■ **TASK DETAILS**:
Word for word, restate every line of the material.

■ **Saved entries**:
++++++++

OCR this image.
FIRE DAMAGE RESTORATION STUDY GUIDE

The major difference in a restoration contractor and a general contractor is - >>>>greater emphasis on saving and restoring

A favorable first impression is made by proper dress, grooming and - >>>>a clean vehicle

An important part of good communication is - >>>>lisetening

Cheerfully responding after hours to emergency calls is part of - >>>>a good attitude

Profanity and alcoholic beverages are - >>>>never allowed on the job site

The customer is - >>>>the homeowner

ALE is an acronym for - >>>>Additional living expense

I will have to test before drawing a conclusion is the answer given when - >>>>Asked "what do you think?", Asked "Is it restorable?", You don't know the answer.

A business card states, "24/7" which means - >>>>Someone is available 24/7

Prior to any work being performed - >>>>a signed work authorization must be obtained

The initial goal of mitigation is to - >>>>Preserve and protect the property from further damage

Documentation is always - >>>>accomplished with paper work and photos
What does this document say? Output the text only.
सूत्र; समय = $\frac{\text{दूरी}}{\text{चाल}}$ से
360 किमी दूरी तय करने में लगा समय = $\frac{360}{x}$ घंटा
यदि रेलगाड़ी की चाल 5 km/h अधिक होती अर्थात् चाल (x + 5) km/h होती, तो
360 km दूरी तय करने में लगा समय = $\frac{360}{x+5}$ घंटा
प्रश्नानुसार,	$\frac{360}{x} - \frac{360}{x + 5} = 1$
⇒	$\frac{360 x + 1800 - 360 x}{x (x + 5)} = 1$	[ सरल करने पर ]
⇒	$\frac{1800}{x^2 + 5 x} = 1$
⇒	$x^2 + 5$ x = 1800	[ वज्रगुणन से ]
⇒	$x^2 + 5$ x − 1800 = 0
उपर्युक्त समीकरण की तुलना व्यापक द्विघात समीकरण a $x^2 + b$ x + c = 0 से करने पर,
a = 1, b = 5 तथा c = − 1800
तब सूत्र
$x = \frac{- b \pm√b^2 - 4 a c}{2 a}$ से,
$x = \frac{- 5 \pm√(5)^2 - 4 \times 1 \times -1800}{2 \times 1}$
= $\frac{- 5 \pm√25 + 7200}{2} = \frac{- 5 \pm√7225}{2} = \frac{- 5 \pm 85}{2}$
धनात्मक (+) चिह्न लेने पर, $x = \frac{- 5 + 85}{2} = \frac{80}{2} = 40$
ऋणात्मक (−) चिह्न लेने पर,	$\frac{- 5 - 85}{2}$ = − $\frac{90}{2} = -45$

++++++++

■ **EXPECTED ANSWER**:
OCR this image.
FIRE DAMAGE RESTORATION STUDY GUIDE

The major difference in a restoration contractor and a general contractor is - >>>>greater emphasis on saving and restoring

A favorable first impression is made by proper dress, grooming and - >>>>a clean vehicle

An important part of good communication is - >>>>lisetening

Cheerfully responding after hours to emergency calls is part of - >>>>a good attitude

Profanity and alcoholic beverages are - >>>>never allowed on the job site

The customer is - >>>>the homeowner

ALE is an acronym for - >>>>Additional living expense

I will have to test before drawing a conclusion is the answer given when - >>>>Asked "what do you think?", Asked "Is it restorable?", You don't know the answer.

A business card states, "24/7" which means - >>>>Someone is available 24/7

Prior to any work being performed - >>>>a signed work authorization must be obtained

The initial goal of mitigation is to - >>>>Preserve and protect the property from further damage

Documentation is always - >>>>accomplished with paper work and photos
What does this document say? Output the text only.
सूत्र; समय = $\frac{\text{दूरी}}{\text{चाल}}$ से
360 किमी दूरी तय करने में लगा समय = $\frac{360}{x}$ घंटा
यदि रेलगाड़ी की चाल 5 km/h अधिक होती अर्थात् चाल (x + 5) km/h होती, तो
360 km दूरी तय करने में लगा समय = $\frac{360}{x+5}$ घंटा
प्रश्नानुसार,	$\frac{360}{x} - \frac{360}{x + 5} = 1$
⇒	$\frac{360 x + 1800 - 360 x}{x (x + 5)} = 1$	[ सरल करने पर ]
⇒	$\frac{1800}{x^2 + 5 x} = 1$
⇒	$x^2 + 5$ x = 1800	[ वज्रगुणन से ]
⇒	$x^2 + 5$ x − 1800 = 0
उपर्युक्त समीकरण की तुलना व्यापक द्विघात समीकरण a $x^2 + b$ x + c = 0 से करने पर,
a = 1, b = 5 तथा c = − 1800
तब सूत्र
$x = \frac{- b \pm√b^2 - 4 a c}{2 a}$ से,
$x = \frac{- 5 \pm√(5)^2 - 4 \times 1 \times -1800}{2 \times 1}$
= $\frac{- 5 \pm√25 + 7200}{2} = \frac{- 5 \pm√7225}{2} = \frac{- 5 \pm 85}{2}$
धनात्मक (+) चिह्न लेने पर, $x = \frac{- 5 + 85}{2} = \frac{80}{2} = 40$
ऋणात्मक (−) चिह्न लेने पर,	$\frac{- 5 - 85}{2}$ = − $\frac{90}{2} = -45$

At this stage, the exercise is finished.